(Structured figure records)
----
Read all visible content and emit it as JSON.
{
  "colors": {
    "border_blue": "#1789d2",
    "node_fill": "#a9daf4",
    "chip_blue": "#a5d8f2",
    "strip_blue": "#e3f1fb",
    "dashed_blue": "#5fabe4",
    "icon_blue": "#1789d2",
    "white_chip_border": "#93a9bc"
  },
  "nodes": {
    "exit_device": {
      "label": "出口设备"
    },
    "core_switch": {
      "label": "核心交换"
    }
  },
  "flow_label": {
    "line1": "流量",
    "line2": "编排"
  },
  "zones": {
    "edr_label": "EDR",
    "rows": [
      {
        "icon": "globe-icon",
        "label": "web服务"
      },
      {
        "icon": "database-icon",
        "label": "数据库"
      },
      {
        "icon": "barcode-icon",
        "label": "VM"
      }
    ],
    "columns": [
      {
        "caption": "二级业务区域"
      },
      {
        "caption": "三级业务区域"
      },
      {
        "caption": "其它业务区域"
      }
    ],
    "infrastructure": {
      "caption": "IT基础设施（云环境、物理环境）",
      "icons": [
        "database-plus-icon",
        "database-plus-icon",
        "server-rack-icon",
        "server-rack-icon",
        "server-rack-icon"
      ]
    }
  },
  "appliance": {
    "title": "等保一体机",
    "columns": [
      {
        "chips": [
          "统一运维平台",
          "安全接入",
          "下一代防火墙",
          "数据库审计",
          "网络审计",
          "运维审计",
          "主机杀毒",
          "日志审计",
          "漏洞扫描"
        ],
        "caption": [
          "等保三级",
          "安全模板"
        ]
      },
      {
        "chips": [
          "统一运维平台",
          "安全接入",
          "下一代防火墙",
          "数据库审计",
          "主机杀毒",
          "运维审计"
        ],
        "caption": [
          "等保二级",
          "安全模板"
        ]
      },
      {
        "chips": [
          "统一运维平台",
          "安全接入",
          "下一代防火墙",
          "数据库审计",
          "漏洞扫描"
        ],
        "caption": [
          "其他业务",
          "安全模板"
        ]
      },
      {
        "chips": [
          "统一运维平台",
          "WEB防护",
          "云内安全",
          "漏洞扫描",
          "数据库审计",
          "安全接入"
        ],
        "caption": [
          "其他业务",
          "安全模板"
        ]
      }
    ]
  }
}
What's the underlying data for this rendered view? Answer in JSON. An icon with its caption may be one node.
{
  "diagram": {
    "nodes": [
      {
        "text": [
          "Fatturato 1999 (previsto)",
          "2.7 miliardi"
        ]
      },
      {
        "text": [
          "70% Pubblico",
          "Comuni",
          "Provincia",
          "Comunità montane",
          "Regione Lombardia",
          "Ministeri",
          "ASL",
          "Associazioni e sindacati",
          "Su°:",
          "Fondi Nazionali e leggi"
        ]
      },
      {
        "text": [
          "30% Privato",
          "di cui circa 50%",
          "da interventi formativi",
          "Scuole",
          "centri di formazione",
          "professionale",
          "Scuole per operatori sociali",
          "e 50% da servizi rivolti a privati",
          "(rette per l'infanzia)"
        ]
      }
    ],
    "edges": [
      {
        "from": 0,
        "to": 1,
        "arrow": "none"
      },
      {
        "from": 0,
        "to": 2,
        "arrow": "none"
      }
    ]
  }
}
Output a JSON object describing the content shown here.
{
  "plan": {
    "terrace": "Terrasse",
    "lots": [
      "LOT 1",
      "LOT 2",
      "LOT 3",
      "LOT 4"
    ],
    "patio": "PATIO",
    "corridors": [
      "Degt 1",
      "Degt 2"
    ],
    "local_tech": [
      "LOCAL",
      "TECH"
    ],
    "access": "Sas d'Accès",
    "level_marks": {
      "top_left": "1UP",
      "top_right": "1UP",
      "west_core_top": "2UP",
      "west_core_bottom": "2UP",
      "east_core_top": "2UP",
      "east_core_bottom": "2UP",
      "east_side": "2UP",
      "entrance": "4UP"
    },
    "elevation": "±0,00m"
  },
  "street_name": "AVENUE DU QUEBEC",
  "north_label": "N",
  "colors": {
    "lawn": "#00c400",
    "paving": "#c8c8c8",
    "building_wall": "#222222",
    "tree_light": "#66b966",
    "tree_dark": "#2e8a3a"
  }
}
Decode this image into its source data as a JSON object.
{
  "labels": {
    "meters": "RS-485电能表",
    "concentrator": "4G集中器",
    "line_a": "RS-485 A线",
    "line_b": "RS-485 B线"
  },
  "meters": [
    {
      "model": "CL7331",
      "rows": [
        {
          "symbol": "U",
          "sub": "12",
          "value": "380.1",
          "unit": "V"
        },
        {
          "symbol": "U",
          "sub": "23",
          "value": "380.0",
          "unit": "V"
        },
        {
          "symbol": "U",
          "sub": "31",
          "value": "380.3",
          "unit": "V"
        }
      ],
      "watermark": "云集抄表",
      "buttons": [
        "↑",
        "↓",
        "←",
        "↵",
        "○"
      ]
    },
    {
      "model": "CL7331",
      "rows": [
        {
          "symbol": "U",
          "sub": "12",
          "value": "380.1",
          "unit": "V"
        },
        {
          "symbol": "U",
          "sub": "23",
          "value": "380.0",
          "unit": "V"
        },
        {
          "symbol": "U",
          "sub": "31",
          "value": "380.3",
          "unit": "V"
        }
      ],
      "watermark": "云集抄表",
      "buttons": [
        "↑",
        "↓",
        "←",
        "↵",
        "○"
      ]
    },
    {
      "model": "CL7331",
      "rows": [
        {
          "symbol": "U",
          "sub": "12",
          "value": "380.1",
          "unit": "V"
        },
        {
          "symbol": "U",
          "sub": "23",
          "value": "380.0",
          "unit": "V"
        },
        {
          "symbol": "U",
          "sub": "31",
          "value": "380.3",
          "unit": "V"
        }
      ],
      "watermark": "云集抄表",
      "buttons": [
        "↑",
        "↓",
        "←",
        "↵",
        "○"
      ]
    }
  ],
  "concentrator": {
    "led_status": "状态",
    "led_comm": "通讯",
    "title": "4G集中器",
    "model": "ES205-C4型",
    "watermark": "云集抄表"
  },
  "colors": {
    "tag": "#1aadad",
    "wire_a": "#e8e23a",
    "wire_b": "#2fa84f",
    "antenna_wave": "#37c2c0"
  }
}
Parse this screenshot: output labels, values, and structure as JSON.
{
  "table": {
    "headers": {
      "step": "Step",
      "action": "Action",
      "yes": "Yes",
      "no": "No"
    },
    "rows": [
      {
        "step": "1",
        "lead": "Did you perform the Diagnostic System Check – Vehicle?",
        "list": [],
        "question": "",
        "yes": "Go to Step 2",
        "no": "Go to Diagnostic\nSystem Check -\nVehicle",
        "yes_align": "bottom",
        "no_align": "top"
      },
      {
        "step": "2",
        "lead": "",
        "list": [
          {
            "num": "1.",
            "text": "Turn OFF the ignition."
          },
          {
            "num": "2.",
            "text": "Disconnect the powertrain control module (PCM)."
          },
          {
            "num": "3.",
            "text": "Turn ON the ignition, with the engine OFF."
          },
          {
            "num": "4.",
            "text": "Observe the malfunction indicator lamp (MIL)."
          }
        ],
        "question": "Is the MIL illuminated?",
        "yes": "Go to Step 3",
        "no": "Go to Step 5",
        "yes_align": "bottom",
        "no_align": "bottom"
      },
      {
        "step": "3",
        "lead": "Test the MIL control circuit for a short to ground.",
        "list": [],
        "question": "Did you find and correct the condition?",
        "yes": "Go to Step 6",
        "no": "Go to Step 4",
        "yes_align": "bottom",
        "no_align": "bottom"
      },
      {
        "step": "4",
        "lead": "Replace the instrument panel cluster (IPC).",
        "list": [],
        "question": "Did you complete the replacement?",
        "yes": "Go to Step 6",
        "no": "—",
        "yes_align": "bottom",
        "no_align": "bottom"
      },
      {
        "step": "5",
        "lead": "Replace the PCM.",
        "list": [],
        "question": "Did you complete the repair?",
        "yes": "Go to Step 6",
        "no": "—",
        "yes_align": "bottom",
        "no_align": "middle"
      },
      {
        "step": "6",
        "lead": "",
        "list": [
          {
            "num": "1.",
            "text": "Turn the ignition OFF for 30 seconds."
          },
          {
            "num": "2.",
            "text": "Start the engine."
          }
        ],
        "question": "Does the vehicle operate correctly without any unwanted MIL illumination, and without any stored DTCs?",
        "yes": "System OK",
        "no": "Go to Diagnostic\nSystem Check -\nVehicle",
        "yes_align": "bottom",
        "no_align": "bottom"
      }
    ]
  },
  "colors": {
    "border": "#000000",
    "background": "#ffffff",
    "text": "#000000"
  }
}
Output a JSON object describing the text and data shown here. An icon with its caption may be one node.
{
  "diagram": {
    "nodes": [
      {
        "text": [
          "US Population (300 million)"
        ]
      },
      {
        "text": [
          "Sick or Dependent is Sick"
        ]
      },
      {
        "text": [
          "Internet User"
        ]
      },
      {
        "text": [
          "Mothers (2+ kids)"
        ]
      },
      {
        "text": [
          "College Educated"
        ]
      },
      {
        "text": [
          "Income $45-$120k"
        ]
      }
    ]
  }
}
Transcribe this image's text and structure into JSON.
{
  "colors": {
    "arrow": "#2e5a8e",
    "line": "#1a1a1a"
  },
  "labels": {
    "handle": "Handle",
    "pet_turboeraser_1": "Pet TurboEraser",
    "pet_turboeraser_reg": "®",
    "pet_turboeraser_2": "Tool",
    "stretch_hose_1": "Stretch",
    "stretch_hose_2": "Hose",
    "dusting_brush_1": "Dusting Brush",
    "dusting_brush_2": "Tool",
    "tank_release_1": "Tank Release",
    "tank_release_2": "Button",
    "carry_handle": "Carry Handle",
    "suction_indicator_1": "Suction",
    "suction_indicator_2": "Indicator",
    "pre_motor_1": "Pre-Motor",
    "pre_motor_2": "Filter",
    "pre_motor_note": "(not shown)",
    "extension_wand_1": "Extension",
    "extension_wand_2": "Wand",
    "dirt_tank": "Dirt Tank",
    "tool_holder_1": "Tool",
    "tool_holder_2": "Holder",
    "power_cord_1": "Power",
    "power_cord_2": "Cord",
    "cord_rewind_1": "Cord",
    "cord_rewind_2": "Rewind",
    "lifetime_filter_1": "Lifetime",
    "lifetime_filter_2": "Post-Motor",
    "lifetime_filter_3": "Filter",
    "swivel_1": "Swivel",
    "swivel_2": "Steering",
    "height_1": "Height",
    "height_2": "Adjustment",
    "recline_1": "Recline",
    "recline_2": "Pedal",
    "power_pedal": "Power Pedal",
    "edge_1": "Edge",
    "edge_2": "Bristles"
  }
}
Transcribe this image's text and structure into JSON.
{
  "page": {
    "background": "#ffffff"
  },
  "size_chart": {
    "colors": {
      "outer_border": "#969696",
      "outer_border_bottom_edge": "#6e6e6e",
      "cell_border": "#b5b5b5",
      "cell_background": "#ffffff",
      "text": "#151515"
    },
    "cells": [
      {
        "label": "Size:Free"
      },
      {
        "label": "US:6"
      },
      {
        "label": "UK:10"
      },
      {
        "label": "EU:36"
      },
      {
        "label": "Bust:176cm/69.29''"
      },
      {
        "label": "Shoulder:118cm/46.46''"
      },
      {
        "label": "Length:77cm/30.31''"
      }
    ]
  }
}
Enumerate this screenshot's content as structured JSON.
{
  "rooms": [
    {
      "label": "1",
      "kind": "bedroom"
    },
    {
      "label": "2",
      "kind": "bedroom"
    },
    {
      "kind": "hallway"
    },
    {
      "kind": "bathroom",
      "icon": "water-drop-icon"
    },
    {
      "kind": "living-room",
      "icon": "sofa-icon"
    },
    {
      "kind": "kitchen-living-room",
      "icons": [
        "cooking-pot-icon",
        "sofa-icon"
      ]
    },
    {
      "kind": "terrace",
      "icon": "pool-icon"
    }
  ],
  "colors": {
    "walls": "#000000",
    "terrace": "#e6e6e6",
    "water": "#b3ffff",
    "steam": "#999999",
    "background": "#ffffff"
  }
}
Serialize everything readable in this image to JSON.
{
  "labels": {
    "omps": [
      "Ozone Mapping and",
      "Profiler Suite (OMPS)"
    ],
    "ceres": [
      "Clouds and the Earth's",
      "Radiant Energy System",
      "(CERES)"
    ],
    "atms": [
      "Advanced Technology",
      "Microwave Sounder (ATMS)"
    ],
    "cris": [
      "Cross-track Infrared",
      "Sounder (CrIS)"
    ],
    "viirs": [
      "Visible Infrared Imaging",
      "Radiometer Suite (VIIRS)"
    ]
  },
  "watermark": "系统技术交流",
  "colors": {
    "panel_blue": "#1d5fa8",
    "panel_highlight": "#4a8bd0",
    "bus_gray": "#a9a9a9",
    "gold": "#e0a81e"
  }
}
----
Exercise description: Check all the records above and select each line where the string "living" is found.

Exercise answer:
      "kind": "living-room",
      "kind": "kitchen-living-room",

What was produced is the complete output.